[start of Data supplied]

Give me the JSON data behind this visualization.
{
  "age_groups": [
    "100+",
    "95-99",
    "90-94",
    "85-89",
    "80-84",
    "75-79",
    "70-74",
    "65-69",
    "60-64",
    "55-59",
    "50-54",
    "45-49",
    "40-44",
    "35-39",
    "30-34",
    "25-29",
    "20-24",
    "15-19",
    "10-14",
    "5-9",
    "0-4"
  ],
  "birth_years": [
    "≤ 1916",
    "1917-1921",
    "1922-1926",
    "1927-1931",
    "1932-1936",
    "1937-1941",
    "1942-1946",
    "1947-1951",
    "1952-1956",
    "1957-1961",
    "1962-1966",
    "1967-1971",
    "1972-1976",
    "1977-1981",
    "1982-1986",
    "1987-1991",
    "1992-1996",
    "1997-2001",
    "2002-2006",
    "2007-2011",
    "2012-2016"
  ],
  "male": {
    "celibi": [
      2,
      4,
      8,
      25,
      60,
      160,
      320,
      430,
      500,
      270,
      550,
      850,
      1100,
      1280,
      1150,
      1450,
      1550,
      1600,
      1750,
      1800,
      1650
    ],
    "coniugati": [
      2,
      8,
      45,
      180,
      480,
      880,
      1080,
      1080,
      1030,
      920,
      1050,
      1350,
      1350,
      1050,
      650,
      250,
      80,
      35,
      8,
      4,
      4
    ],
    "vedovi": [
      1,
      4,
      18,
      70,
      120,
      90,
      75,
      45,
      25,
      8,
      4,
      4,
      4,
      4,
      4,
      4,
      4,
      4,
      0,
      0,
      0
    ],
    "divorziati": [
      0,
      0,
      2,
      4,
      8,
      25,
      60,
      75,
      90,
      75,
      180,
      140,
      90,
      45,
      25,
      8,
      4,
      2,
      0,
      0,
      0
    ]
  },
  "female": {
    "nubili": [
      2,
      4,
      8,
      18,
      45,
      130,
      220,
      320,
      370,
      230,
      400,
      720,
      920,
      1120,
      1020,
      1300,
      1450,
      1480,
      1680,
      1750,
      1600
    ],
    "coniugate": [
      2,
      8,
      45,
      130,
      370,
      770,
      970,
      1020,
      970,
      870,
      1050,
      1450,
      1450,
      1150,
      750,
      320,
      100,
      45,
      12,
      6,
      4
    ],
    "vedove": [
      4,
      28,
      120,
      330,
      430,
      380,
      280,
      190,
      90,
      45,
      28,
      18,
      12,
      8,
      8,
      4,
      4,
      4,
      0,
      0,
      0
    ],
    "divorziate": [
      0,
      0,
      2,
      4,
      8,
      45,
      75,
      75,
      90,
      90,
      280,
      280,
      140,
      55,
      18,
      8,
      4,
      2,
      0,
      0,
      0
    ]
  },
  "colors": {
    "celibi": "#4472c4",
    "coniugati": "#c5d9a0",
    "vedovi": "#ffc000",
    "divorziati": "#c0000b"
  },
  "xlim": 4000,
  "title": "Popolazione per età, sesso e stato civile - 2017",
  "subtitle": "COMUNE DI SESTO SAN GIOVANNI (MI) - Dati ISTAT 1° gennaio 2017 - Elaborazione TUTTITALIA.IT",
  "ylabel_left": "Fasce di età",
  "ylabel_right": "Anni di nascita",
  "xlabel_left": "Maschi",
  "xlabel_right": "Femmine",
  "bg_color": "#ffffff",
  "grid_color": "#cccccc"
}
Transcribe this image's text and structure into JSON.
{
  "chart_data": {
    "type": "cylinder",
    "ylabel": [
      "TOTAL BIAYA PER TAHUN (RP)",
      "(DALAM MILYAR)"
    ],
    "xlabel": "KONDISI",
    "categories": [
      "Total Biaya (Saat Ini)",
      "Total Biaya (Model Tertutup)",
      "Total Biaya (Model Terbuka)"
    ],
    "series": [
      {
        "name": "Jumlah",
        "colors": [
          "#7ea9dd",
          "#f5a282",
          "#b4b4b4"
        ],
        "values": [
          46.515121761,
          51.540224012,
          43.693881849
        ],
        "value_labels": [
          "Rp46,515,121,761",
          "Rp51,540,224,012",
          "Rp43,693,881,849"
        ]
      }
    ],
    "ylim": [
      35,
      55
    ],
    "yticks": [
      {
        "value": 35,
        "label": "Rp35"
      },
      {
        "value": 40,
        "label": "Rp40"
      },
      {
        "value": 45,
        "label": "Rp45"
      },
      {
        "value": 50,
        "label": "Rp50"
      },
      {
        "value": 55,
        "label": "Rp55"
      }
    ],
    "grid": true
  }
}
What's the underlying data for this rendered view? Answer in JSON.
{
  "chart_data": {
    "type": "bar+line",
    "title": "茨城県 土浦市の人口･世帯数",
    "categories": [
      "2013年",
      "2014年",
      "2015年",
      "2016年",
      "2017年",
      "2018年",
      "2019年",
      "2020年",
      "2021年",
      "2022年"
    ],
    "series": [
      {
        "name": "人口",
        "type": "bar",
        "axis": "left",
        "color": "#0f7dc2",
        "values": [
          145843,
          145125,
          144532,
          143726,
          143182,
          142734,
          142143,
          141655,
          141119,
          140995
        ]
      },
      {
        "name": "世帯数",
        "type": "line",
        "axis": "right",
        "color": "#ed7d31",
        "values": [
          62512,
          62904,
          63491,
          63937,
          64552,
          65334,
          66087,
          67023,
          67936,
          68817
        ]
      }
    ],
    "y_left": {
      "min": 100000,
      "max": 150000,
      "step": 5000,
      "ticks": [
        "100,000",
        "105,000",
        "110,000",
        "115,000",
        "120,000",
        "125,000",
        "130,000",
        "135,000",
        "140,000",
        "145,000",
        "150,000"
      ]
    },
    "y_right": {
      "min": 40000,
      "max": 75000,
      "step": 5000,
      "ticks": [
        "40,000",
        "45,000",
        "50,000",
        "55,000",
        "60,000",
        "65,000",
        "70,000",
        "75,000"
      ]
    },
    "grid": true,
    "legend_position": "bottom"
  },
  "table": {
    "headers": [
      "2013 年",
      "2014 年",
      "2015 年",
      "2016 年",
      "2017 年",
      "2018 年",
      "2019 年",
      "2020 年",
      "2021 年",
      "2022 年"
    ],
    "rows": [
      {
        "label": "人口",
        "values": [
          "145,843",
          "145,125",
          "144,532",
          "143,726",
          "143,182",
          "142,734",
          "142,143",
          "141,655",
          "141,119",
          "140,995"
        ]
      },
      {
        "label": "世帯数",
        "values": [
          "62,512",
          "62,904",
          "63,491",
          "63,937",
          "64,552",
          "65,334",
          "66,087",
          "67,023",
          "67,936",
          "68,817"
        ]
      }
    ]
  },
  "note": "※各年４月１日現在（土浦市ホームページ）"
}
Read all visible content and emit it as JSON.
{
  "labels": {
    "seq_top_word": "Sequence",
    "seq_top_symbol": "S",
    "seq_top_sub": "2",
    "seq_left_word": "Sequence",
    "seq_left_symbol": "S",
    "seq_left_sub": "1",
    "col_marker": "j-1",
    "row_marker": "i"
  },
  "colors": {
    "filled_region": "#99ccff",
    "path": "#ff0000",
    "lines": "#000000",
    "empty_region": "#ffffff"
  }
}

[end of Data supplied]

* Set task *
Copy down every line of the entries containing the word "JSON".

* Exercise solution *
Give me the JSON data behind this visualization.
Transcribe this image's text and structure into JSON.
What's the underlying data for this rendered view? Answer in JSON.
Read all visible content and emit it as JSON.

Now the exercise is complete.